> Exercise brief:
Below are some records; retype all of them exactly.

> Recorded information:

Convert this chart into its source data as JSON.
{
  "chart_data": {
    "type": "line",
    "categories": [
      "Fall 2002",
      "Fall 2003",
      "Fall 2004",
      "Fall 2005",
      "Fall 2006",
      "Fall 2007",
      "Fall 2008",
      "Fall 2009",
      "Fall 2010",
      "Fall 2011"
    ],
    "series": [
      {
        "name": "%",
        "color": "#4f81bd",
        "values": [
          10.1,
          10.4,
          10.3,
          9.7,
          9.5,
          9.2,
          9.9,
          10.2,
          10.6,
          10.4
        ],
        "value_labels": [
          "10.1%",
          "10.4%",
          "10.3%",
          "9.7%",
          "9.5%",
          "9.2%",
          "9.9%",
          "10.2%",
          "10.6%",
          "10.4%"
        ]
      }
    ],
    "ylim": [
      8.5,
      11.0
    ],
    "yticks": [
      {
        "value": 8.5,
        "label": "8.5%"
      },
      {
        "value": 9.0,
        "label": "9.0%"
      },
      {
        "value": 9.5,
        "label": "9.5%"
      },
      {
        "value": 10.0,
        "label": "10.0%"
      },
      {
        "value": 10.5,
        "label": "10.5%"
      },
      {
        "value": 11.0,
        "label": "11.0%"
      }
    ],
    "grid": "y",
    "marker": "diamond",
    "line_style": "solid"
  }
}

> Reply to the exercise:
Convert this chart into its source data as JSON.
{
  "chart_data": {
    "type": "line",
    "categories": [
      "Fall 2002",
      "Fall 2003",
      "Fall 2004",
      "Fall 2005",
      "Fall 2006",
      "Fall 2007",
      "Fall 2008",
      "Fall 2009",
      "Fall 2010",
      "Fall 2011"
    ],
    "series": [
      {
        "name": "%",
        "color": "#4f81bd",
        "values": [
          10.1,
          10.4,
          10.3,
          9.7,
          9.5,
          9.2,
          9.9,
          10.2,
          10.6,
          10.4
        ],
        "value_labels": [
          "10.1%",
          "10.4%",
          "10.3%",
          "9.7%",
          "9.5%",
          "9.2%",
          "9.9%",
          "10.2%",
          "10.6%",
          "10.4%"
        ]
      }
    ],
    "ylim": [
      8.5,
      11.0
    ],
    "yticks": [
      {
        "value": 8.5,
        "label": "8.5%"
      },
      {
        "value": 9.0,
        "label": "9.0%"
      },
      {
        "value": 9.5,
        "label": "9.5%"
      },
      {
        "value": 10.0,
        "label": "10.0%"
      },
      {
        "value": 10.5,
        "label": "10.5%"
      },
      {
        "value": 11.0,
        "label": "11.0%"
      }
    ],
    "grid": "y",
    "marker": "diamond",
    "line_style": "solid"
  }
}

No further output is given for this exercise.